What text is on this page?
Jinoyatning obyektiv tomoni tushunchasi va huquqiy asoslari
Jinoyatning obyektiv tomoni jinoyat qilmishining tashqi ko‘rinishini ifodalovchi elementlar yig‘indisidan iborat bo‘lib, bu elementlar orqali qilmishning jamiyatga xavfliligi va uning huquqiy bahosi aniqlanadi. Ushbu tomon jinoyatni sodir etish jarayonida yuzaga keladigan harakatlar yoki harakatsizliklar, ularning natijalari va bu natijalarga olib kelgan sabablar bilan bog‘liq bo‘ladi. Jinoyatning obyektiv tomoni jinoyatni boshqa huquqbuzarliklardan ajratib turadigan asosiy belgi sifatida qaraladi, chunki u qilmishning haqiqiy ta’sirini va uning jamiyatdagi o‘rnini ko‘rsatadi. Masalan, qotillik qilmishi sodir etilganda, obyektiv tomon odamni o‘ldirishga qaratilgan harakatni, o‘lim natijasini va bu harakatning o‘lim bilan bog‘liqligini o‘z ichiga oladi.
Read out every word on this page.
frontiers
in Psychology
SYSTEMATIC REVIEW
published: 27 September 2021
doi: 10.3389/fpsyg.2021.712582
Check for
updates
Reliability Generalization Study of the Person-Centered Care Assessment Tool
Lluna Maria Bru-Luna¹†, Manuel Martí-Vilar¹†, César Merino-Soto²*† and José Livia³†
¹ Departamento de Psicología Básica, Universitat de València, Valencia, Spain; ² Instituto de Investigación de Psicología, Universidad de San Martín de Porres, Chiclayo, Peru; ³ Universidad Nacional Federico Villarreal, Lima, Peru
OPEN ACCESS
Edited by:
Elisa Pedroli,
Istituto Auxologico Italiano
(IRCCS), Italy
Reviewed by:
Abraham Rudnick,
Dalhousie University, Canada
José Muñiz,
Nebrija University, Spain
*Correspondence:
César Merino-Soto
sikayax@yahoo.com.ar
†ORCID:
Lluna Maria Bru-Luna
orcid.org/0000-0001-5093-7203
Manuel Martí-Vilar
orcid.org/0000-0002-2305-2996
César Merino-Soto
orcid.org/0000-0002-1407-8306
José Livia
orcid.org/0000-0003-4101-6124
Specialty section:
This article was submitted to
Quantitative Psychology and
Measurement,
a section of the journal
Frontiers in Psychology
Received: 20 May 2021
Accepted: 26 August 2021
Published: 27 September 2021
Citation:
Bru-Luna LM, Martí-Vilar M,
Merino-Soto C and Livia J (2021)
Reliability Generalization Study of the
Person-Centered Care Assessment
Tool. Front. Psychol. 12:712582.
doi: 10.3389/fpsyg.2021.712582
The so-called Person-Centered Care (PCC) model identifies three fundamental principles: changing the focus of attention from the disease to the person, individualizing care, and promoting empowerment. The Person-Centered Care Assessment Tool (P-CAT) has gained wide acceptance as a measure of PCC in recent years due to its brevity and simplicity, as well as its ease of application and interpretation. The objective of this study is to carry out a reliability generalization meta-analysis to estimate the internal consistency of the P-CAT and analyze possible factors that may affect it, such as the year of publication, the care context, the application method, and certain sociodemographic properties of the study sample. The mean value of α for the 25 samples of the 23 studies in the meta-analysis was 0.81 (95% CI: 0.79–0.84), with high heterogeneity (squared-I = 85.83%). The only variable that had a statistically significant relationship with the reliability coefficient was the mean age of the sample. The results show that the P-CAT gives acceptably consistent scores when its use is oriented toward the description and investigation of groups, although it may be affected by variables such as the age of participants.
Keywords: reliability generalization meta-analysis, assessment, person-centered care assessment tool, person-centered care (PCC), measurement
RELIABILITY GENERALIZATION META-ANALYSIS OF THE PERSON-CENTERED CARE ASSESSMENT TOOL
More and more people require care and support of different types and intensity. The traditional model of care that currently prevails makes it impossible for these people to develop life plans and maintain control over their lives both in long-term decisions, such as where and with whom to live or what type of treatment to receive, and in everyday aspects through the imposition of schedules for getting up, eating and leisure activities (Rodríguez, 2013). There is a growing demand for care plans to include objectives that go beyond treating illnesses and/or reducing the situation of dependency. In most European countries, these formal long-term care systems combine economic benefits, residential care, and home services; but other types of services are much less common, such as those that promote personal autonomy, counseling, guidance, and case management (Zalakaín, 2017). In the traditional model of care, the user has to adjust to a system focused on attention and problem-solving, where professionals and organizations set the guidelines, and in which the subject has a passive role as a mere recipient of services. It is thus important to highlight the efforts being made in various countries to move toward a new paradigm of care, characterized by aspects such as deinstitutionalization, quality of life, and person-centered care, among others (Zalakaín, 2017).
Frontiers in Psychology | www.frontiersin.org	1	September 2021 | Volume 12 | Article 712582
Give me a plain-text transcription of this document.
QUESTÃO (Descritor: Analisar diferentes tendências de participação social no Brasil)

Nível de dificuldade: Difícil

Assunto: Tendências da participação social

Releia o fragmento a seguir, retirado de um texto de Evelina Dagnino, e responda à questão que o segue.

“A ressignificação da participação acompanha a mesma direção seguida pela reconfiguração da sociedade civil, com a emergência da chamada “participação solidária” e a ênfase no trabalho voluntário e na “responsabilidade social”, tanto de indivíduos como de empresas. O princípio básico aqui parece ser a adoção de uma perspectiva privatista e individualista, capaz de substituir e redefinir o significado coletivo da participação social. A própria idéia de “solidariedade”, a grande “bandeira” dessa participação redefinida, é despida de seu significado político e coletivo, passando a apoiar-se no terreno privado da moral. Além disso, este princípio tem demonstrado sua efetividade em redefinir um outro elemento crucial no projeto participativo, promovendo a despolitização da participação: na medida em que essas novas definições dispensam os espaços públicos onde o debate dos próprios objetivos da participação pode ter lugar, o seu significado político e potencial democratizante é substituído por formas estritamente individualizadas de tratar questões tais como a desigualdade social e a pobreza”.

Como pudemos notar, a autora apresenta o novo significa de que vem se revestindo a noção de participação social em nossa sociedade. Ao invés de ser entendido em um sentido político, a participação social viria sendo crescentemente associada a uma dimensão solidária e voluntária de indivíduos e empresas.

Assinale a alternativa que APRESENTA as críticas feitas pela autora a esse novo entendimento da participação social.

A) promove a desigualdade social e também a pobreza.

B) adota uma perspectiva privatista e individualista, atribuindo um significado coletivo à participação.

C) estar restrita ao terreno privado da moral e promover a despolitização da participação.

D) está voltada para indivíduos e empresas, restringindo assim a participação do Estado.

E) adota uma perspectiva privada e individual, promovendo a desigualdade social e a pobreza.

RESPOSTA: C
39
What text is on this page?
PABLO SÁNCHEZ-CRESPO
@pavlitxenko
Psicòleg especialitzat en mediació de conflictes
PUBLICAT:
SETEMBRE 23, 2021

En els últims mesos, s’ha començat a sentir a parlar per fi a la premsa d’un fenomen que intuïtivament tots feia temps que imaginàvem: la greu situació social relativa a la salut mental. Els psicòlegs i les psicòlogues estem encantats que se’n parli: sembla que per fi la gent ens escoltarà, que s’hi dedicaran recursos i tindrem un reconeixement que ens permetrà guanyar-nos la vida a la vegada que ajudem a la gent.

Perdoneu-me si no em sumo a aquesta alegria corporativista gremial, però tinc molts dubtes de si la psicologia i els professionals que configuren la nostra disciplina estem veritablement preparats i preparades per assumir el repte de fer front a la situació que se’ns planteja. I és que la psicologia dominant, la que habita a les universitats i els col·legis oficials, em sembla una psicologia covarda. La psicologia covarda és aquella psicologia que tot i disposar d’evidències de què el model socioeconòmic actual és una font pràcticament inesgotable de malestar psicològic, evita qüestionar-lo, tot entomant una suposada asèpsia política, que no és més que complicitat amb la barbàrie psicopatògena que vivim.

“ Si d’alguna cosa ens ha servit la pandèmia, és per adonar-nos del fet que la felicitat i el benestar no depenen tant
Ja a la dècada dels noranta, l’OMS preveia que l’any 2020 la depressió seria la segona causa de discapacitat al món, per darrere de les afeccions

━━━━

**WORK INSTRUCTIONS**
Gather from the entries above all lines that include the string "section".

**RESULT OF THE EXERCISE**
Specialty section:
a section of the journal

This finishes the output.